# WORK TO DO
Look through the listing and locate every line containing the word "wydalić"; copy those lines.

Start

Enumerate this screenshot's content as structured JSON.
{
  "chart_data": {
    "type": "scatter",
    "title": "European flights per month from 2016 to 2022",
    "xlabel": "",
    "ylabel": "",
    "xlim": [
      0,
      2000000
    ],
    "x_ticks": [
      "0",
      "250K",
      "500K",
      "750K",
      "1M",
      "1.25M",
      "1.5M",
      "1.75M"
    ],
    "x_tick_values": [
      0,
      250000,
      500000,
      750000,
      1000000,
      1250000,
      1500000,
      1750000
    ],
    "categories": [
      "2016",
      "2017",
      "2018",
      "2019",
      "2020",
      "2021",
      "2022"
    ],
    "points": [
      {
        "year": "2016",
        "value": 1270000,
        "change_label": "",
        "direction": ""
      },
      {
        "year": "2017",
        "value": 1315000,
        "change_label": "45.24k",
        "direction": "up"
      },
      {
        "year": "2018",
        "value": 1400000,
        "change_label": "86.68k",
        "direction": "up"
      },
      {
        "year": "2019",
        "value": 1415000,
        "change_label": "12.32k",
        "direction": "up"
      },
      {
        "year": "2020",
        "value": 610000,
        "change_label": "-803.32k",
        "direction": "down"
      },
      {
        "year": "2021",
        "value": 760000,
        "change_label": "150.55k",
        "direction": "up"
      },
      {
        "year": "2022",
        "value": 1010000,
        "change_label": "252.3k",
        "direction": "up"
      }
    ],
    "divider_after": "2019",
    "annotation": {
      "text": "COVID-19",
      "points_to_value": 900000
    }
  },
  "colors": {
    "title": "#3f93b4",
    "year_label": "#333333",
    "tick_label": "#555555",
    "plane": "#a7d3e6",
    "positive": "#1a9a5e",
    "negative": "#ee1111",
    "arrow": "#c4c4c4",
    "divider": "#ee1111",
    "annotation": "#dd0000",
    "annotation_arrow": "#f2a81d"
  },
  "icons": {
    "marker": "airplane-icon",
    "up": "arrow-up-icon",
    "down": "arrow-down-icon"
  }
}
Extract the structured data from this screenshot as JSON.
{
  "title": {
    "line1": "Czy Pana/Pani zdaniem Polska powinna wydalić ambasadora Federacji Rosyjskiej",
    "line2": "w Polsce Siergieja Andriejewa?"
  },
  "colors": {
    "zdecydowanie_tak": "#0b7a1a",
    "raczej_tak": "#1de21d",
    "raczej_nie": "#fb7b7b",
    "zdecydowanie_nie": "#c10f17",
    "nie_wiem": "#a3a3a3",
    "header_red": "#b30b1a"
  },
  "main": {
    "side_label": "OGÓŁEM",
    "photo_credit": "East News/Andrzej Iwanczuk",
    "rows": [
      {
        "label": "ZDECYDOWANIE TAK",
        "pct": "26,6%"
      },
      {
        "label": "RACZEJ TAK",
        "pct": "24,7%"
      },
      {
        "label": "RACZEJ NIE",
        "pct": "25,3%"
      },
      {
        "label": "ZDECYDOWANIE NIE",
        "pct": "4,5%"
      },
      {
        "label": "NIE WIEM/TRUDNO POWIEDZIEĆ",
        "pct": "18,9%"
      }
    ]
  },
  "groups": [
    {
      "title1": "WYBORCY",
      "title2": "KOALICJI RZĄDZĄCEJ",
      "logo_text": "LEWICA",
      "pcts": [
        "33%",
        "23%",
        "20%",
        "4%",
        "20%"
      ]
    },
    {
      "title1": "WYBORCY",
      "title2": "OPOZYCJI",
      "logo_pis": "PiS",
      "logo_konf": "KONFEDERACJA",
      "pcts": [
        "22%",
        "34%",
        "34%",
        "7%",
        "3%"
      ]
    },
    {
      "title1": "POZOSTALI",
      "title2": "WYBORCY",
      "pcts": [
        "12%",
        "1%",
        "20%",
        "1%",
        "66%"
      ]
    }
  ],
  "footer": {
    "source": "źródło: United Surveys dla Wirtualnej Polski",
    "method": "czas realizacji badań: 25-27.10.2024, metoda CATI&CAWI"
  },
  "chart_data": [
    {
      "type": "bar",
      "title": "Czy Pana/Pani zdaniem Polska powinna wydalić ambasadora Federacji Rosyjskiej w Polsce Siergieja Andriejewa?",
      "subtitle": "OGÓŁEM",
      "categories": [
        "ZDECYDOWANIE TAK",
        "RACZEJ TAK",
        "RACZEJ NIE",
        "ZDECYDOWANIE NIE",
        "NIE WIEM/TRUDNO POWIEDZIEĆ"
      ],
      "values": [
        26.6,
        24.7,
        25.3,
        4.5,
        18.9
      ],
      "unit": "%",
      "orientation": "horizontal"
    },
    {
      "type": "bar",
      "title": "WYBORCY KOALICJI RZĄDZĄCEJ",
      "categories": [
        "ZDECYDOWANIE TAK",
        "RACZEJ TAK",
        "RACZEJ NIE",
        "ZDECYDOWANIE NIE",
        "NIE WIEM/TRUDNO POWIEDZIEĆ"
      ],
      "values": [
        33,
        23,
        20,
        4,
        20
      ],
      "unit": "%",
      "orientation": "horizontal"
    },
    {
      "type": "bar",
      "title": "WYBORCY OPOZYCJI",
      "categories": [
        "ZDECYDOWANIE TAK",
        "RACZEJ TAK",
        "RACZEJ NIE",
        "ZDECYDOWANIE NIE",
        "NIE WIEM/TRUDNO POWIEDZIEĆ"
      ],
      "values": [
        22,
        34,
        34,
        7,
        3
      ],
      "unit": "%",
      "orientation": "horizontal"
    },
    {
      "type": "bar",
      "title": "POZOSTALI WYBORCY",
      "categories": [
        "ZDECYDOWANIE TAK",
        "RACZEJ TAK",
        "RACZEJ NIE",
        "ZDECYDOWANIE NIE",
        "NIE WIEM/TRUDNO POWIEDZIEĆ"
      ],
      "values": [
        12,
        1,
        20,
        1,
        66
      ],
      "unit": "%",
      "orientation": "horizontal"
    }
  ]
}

End

# REPLY TO THE EXERCISE
    "line1": "Czy Pana/Pani zdaniem Polska powinna wydalić ambasadora Federacji Rosyjskiej",
      "title": "Czy Pana/Pani zdaniem Polska powinna wydalić ambasadora Federacji Rosyjskiej w Polsce Siergieja Andriejewa?",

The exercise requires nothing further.